GIVEN RECORDS
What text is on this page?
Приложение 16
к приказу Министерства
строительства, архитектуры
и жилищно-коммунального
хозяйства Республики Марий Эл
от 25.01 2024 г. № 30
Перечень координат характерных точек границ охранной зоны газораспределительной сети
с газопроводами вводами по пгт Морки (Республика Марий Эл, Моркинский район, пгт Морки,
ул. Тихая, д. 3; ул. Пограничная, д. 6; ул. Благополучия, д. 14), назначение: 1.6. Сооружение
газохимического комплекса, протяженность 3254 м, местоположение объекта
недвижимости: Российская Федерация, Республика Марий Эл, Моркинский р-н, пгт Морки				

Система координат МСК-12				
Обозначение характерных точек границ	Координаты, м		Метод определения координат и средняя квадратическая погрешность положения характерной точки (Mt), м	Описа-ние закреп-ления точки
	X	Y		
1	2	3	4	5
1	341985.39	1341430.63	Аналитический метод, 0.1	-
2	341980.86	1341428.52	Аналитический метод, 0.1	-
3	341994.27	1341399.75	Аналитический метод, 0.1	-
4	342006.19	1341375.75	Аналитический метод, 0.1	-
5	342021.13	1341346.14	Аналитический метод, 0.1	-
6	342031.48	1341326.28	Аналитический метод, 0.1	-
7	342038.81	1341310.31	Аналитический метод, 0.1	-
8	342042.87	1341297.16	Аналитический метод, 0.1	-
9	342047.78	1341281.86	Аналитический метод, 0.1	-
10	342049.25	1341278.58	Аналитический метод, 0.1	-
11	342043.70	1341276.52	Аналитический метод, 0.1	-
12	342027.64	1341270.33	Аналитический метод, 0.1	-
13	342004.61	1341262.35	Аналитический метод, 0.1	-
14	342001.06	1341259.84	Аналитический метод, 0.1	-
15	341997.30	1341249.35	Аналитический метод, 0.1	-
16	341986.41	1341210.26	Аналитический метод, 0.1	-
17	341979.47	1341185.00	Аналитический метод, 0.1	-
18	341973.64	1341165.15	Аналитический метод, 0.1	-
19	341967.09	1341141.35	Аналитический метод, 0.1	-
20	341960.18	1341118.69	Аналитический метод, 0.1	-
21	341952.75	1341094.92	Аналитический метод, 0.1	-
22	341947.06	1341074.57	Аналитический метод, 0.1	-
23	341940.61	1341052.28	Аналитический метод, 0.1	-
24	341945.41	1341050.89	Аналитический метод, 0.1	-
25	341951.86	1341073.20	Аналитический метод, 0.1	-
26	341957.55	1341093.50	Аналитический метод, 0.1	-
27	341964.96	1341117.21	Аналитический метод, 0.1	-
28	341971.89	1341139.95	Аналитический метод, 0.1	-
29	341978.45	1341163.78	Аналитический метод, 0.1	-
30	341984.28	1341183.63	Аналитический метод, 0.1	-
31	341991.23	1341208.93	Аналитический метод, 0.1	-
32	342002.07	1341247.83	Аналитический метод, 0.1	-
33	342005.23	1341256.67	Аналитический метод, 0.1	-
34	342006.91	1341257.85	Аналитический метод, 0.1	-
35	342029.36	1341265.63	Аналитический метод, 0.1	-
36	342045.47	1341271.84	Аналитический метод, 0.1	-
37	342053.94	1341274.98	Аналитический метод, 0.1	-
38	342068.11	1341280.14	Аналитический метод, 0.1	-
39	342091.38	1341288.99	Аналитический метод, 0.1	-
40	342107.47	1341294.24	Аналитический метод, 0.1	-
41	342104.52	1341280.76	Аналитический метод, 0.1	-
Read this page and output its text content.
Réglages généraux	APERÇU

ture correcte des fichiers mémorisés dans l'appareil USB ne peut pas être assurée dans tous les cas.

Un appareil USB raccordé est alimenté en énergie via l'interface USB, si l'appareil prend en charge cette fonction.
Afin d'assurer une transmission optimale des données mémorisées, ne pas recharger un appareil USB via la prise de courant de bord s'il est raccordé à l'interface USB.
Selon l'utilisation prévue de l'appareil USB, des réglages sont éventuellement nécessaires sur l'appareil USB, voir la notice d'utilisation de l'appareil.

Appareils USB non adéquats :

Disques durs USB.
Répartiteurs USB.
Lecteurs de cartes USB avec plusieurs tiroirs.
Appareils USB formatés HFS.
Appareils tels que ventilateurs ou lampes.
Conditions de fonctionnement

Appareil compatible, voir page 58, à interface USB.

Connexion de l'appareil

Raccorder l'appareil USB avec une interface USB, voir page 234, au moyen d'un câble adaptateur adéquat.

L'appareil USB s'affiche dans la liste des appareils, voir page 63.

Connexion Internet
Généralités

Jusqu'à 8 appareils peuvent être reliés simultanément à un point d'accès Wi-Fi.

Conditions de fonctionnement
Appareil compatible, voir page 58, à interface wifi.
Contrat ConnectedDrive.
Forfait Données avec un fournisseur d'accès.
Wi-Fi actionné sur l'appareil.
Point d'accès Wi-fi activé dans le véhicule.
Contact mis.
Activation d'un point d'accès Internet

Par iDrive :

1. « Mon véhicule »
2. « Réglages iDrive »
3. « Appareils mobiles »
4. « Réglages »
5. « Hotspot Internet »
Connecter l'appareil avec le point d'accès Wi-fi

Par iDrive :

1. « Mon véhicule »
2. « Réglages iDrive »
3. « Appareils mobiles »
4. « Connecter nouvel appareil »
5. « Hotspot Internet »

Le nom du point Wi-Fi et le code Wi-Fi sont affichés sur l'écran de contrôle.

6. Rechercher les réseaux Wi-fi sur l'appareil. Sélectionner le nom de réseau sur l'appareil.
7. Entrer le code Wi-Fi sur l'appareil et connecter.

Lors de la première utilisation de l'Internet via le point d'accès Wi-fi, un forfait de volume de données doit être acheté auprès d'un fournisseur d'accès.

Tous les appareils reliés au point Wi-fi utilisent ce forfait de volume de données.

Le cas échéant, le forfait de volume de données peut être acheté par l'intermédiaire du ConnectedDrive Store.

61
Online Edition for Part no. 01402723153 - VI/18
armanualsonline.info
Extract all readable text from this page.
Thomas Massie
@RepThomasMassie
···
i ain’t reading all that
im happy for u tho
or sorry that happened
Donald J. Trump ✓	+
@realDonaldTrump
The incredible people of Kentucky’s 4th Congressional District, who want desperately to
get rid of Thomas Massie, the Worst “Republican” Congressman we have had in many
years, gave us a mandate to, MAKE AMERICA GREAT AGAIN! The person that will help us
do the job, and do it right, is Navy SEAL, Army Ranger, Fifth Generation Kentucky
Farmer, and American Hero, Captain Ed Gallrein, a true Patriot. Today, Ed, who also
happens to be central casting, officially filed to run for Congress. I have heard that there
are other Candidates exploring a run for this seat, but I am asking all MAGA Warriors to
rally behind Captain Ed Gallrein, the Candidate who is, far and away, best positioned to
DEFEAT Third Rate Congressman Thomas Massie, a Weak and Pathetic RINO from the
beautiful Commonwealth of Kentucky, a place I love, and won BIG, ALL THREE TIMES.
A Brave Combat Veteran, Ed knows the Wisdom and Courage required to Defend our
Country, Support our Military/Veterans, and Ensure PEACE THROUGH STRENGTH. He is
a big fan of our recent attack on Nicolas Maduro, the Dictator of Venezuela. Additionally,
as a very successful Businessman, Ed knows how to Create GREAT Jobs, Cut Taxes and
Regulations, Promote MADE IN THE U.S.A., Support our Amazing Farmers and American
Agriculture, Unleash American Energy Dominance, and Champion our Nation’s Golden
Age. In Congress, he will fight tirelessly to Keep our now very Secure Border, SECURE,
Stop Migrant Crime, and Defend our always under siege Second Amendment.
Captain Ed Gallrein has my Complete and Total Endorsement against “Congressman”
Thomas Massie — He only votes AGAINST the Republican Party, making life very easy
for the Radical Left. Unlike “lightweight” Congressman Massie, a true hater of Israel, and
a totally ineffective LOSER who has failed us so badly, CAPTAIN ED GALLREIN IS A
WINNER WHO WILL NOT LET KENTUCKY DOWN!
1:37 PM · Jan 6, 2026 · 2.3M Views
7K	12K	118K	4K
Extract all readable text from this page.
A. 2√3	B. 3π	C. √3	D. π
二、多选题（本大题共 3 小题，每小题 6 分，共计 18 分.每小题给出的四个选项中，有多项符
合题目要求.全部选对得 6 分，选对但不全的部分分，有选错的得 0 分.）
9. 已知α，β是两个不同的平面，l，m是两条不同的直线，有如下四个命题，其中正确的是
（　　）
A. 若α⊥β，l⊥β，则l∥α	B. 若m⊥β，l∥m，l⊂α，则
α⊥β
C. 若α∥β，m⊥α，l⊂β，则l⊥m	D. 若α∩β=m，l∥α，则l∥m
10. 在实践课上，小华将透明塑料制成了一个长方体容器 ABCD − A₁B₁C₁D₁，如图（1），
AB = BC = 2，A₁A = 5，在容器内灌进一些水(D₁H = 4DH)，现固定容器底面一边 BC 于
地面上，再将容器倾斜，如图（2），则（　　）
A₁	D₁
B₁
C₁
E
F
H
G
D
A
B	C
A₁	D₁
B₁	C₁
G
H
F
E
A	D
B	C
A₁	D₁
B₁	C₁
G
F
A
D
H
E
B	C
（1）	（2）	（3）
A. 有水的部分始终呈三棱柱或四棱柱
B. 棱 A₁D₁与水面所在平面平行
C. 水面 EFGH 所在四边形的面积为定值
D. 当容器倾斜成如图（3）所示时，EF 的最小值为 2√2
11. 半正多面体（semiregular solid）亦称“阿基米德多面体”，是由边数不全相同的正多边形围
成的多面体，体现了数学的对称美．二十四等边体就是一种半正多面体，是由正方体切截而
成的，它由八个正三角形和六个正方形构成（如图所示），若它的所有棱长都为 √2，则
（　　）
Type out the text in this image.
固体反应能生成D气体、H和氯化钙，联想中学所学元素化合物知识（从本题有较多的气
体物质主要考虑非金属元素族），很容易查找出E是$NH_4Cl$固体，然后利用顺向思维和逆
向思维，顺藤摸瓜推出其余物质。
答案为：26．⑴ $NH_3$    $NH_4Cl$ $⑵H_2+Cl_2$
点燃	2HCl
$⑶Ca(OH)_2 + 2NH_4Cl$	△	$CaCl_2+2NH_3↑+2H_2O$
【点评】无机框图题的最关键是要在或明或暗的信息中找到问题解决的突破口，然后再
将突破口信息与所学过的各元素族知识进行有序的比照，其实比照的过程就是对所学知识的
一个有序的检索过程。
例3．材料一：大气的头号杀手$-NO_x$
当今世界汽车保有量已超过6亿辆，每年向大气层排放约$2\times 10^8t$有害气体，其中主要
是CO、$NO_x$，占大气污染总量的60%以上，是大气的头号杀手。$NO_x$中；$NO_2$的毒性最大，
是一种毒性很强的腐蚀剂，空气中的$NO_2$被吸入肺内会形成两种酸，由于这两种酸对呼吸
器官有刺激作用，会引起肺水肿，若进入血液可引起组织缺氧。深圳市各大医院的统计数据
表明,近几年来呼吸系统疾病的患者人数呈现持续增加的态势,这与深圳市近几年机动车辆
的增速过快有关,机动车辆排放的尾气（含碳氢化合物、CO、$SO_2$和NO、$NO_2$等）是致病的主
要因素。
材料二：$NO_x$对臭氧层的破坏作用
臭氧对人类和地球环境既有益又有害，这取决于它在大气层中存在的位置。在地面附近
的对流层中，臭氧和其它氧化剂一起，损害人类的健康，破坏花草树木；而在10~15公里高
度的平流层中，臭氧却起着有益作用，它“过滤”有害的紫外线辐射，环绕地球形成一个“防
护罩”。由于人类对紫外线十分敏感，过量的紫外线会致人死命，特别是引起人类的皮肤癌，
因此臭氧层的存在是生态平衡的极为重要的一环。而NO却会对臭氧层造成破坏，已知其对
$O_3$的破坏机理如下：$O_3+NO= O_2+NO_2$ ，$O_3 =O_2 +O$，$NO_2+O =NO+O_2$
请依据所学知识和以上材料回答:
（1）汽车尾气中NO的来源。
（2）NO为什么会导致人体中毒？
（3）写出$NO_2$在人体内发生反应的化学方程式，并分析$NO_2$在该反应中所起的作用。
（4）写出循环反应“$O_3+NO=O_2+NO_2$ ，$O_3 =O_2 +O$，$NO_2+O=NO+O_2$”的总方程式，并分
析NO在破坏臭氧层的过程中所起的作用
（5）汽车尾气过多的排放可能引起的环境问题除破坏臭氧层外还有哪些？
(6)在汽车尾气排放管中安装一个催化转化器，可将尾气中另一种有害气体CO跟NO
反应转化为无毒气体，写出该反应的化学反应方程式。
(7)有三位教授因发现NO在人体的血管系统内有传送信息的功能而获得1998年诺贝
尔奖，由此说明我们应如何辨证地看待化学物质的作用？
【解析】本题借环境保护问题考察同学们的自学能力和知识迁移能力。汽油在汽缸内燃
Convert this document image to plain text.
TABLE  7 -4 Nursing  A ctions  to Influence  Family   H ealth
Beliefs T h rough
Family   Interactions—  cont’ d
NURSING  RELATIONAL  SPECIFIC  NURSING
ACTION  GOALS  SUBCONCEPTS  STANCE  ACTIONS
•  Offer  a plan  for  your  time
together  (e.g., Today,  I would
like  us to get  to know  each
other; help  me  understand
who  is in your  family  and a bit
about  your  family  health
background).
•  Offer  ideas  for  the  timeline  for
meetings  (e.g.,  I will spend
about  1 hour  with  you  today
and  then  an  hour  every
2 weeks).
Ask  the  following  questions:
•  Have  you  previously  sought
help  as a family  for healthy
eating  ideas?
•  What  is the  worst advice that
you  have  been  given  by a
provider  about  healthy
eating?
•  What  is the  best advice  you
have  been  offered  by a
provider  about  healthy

OBJECTIVE
Return every line above in which the string "Марий" occurs.

ANSWER TO THIS EXERCISE
хозяйства Республики Марий Эл
с газопроводами вводами по пгт Морки (Республика Марий Эл, Моркинский район, пгт Морки,
недвижимости: Российская Федерация, Республика Марий Эл, Моркинский р-н, пгт Морки				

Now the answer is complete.